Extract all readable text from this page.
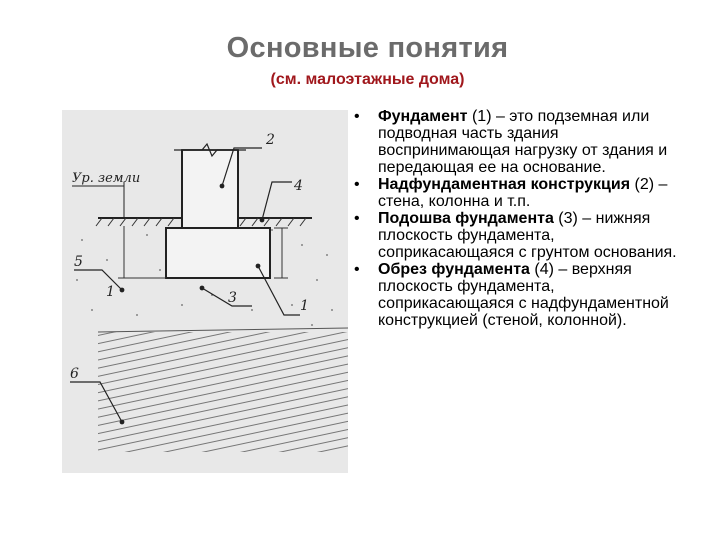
Основные понятия
(см. малоэтажные дома)
Ур. земли
2
4
5
1	3	1
6
• Фундамент (1) – это подземная или подводная часть здания воспринимающая нагрузку от здания и передающая ее на основание.
• Надфундаментная конструкция (2) – стена, колонна и т.п.
• Подошва фундамента (3) – нижняя плоскость фундамента, соприкасающаяся с грунтом основания.
• Обрез фундамента (4) – верхняя плоскость фундамента, соприкасающаяся с надфундаментной конструкцией (стеной, колонной).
• • •
→ What you need to do
Make an exact copy of every entry above, minus the images.

→ Exercise response
Extract all readable text from this page.
Основные понятия
(см. малоэтажные дома)
Ур. земли
2
4
5
1	3	1
6
• Фундамент (1) – это подземная или подводная часть здания воспринимающая нагрузку от здания и передающая ее на основание.
• Надфундаментная конструкция (2) – стена, колонна и т.п.
• Подошва фундамента (3) – нижняя плоскость фундамента, соприкасающаяся с грунтом основания.
• Обрез фундамента (4) – верхняя плоскость фундамента, соприкасающаяся с надфундаментной конструкцией (стеной, колонной).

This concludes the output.